[Dataset listings of figures]
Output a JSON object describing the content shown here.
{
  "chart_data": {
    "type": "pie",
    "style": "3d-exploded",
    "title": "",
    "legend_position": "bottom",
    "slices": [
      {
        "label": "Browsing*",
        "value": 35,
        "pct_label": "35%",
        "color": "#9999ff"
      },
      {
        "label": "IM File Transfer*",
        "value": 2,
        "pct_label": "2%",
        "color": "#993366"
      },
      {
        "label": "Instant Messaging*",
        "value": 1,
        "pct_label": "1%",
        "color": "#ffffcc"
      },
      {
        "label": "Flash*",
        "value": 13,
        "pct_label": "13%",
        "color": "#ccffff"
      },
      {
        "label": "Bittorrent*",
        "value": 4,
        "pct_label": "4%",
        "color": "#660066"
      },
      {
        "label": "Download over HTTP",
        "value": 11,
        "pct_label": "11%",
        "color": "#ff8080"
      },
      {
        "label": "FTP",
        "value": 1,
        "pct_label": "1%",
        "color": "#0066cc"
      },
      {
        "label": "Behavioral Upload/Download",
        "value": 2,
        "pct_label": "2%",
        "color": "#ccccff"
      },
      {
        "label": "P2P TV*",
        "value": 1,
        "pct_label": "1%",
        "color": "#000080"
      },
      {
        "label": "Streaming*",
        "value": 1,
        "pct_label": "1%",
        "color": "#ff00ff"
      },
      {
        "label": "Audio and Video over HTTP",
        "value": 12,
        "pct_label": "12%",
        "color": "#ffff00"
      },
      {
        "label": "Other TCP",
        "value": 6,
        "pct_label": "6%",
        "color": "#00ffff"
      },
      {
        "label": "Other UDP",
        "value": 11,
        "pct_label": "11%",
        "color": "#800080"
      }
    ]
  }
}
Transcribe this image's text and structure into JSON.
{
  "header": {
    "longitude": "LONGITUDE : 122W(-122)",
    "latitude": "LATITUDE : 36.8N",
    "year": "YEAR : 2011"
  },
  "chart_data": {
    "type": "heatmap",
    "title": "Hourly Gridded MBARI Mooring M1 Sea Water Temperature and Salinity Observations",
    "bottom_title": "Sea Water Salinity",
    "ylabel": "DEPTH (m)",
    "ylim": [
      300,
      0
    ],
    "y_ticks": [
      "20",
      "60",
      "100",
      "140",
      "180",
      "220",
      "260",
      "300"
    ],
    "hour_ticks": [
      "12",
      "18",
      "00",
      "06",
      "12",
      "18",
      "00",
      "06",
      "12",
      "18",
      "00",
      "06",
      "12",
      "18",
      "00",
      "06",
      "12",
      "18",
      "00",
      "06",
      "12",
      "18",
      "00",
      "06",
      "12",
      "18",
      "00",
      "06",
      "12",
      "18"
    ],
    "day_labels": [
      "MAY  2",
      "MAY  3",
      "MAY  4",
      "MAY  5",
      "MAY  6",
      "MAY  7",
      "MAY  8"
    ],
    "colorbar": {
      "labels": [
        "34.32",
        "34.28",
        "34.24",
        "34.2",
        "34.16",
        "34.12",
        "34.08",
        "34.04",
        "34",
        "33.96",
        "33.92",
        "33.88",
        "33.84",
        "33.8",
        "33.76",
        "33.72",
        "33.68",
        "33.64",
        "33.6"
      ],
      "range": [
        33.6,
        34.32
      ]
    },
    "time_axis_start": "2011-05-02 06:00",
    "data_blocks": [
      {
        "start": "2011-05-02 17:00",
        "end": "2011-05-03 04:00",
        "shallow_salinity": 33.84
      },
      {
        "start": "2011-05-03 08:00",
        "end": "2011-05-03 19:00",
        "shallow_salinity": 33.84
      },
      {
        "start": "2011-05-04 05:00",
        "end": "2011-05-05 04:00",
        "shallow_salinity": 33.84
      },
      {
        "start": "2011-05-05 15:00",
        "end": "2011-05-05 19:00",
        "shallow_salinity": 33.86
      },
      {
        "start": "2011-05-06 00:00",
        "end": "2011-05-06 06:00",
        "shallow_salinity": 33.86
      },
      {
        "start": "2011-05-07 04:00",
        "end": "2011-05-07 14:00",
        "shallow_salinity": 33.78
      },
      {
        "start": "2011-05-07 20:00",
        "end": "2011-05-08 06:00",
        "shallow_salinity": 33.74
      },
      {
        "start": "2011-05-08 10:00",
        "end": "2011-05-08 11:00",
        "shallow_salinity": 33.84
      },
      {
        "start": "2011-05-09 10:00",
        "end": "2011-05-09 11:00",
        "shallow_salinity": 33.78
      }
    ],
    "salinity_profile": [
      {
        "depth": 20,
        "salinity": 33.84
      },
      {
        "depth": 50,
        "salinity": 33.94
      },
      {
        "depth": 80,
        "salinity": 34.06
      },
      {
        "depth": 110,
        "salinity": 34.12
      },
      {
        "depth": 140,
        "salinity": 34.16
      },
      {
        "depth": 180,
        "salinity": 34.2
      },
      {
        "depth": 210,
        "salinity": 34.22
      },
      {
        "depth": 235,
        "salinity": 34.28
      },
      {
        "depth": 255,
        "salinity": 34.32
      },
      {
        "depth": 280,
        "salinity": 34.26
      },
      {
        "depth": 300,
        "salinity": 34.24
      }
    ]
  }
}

---

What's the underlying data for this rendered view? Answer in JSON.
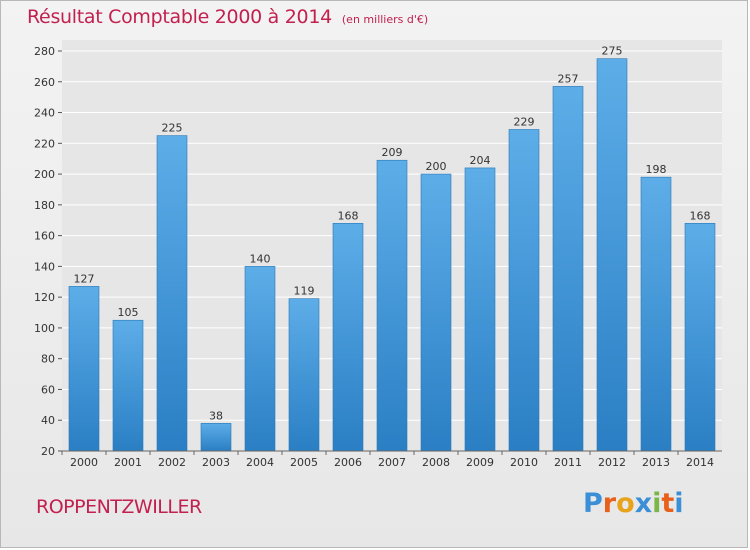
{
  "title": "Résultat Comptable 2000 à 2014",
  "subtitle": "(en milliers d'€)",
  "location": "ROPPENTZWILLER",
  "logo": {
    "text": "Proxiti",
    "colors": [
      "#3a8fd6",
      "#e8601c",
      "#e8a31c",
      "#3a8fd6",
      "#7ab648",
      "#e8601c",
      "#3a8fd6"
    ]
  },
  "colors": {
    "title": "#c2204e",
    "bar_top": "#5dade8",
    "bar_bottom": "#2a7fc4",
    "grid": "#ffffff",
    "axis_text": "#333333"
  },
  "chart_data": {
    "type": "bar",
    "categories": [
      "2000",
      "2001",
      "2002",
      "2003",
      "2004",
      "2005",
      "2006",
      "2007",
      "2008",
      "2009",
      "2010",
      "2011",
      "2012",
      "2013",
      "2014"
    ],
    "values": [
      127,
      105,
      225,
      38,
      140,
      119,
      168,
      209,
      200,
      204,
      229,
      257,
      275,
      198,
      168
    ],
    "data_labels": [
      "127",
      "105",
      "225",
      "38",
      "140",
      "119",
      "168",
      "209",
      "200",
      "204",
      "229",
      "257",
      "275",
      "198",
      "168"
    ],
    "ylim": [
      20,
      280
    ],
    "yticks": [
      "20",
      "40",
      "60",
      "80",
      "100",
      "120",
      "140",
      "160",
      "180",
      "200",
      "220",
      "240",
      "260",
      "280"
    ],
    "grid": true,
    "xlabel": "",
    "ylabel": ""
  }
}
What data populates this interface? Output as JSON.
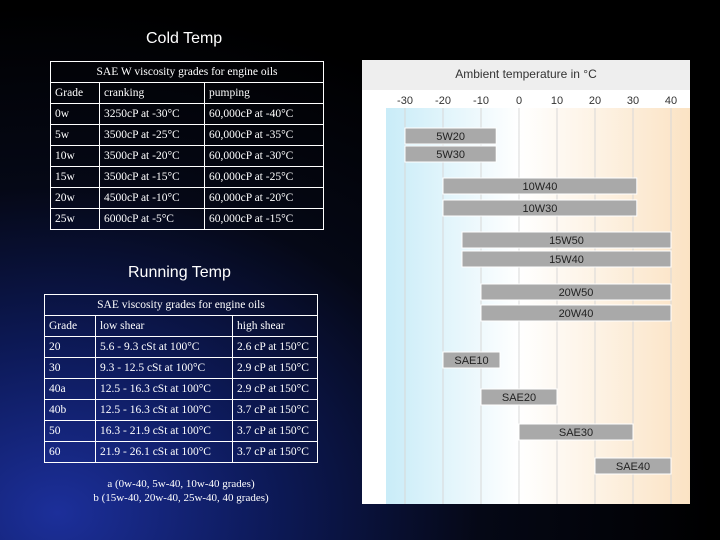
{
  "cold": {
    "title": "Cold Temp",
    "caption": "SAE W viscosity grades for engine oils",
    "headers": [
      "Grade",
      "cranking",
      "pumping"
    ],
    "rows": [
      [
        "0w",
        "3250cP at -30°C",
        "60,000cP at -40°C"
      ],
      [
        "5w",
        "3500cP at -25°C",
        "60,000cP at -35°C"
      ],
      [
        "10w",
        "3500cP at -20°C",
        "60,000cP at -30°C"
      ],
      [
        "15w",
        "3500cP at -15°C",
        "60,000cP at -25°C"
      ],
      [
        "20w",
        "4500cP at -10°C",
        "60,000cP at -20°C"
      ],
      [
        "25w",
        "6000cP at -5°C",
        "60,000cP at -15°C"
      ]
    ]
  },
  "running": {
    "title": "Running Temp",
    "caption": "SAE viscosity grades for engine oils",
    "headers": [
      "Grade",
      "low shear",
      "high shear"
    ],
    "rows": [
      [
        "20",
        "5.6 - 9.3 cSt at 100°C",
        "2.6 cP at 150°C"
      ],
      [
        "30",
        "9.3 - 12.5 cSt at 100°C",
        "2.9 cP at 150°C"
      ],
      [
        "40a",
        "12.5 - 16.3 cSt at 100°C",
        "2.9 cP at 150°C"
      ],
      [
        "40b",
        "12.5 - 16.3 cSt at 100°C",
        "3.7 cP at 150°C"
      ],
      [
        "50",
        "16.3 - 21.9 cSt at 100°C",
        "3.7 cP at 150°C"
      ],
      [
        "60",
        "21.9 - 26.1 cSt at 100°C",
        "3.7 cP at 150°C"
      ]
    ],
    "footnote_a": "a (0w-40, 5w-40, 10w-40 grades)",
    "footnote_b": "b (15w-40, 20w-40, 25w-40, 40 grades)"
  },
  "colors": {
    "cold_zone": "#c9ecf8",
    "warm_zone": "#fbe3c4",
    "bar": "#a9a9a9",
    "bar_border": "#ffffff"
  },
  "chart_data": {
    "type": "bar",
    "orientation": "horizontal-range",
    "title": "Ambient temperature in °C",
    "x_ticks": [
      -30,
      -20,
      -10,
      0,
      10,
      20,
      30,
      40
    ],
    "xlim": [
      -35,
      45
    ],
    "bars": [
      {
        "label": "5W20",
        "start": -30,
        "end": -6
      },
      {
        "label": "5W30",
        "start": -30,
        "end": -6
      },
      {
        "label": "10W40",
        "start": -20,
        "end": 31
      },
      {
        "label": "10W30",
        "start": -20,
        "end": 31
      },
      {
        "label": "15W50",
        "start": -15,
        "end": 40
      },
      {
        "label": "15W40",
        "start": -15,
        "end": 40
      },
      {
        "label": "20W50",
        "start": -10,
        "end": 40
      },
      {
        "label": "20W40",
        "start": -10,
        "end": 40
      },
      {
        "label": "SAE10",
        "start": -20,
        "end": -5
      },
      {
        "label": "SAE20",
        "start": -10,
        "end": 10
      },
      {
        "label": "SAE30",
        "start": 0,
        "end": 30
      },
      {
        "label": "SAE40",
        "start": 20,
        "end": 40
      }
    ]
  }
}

==

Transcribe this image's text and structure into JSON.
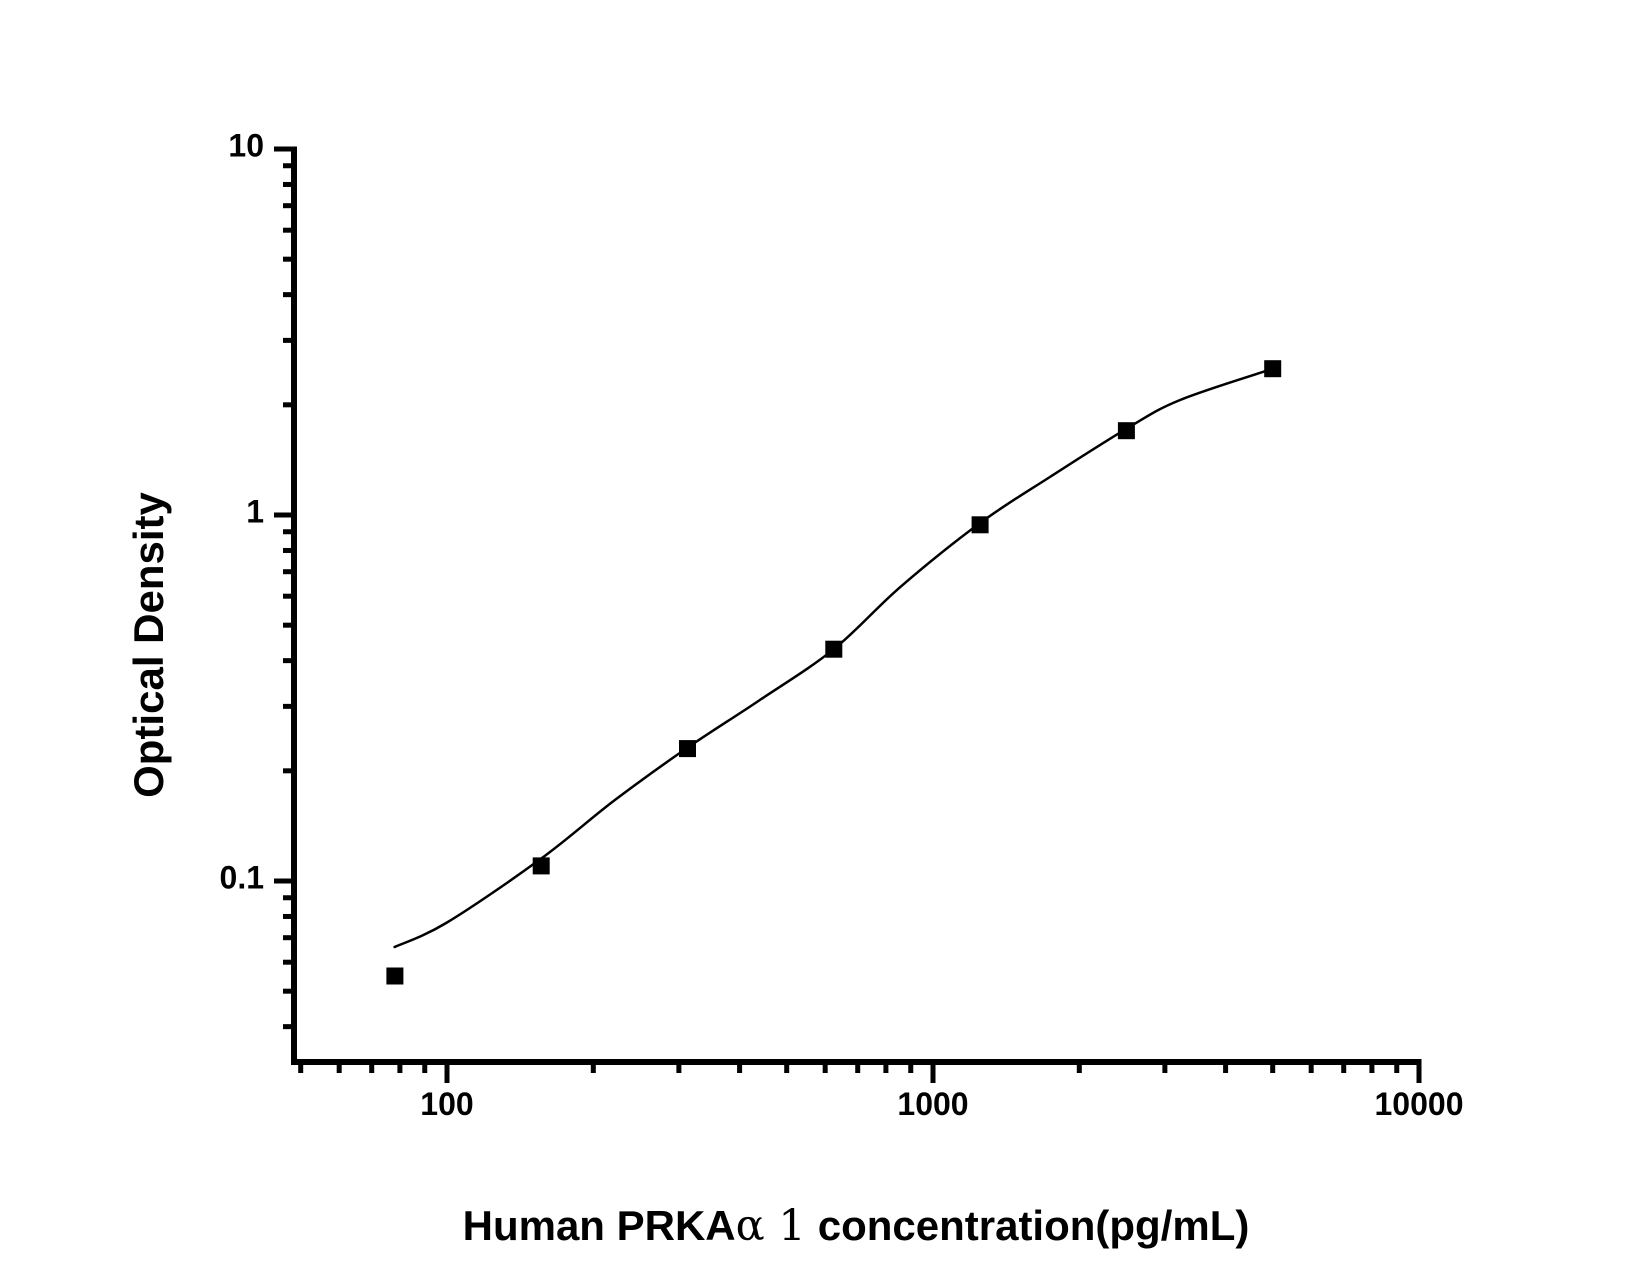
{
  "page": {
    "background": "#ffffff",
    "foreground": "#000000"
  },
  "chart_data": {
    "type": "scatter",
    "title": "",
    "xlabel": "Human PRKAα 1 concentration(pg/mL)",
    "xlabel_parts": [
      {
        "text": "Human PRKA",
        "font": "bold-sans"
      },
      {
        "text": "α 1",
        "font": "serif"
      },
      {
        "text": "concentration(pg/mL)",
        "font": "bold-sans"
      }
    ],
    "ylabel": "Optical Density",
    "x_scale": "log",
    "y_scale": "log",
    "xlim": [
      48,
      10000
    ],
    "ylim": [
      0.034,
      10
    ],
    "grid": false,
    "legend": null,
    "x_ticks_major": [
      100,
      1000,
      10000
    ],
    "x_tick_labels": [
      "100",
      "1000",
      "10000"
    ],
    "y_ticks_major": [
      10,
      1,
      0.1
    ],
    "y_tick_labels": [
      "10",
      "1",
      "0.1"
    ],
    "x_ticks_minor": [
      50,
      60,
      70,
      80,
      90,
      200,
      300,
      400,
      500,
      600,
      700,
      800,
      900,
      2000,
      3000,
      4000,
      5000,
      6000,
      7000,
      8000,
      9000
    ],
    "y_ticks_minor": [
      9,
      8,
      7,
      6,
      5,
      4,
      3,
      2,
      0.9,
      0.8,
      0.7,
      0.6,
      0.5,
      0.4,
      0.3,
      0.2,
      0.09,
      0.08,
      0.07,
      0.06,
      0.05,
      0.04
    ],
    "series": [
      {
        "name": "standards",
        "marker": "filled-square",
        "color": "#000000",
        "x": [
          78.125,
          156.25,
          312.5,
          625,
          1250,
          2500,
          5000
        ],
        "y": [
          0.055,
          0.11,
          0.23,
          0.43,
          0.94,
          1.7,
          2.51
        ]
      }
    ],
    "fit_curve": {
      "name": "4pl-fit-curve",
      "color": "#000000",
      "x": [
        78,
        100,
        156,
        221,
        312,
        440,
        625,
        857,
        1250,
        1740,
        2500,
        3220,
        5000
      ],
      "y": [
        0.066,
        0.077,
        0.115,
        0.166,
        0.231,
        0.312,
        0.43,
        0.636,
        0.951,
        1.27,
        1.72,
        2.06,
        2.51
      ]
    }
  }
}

◆ TASK GOAL ◆
Lines from the records above that hold "JSON" are the ones to list.

◆ ANSWER TO THIS EXERCISE ◆
Output a JSON object describing the content shown here.
Transcribe this image's text and structure into JSON.
What's the underlying data for this rendered view? Answer in JSON.
What data populates this interface? Output as JSON.
Transcribe this image's text and structure into JSON.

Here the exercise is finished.